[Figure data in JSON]
===
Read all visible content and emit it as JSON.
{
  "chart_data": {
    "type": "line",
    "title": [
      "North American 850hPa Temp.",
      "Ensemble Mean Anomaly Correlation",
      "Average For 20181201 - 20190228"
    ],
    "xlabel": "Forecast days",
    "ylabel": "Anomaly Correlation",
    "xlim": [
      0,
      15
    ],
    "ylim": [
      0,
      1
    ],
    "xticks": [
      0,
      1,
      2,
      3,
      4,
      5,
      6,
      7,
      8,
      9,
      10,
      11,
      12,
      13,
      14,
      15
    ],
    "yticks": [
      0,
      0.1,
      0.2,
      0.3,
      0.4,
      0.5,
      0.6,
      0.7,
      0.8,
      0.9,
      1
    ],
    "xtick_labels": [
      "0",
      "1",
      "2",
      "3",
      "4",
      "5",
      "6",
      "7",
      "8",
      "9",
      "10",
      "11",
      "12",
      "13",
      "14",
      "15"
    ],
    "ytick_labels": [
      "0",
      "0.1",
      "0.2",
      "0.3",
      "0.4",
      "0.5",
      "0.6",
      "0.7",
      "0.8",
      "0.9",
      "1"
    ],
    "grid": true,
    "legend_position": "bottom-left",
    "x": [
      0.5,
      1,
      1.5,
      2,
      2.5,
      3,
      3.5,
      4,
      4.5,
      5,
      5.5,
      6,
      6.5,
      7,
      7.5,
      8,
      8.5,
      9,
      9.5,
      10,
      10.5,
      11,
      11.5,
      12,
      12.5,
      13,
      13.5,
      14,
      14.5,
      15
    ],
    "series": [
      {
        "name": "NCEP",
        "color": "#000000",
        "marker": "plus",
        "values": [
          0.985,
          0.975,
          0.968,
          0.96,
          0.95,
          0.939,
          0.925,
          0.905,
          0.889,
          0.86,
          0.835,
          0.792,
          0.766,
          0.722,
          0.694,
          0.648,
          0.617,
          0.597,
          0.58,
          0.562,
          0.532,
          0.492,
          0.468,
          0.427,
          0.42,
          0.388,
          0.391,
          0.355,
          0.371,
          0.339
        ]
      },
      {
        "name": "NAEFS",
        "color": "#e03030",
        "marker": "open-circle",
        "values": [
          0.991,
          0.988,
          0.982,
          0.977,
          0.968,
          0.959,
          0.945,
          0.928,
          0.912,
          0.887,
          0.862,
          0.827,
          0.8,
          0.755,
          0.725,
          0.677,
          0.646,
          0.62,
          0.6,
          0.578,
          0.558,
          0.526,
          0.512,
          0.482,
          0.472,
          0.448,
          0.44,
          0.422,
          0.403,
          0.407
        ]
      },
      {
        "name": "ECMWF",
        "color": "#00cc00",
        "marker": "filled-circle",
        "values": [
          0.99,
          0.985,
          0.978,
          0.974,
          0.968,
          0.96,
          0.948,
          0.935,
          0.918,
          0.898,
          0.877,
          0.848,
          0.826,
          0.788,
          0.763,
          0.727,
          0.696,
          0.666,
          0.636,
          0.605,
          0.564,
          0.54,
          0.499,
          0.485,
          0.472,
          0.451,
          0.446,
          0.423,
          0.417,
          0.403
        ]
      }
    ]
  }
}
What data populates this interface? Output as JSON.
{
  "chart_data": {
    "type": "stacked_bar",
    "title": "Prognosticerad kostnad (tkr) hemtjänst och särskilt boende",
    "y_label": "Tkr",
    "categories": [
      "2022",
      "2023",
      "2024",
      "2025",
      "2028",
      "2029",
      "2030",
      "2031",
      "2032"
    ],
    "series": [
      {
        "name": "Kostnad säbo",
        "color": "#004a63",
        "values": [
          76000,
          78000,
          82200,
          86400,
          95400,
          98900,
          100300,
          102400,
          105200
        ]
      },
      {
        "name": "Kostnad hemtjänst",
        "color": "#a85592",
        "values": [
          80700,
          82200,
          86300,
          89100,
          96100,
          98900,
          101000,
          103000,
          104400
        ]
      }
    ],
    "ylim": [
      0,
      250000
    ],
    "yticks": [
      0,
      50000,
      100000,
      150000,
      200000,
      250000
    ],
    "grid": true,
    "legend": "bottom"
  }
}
===
### Given instruction
Determine how many lines above contain "hemtjänst" as a word or string. Give the number alone.

### Solution to this problem
2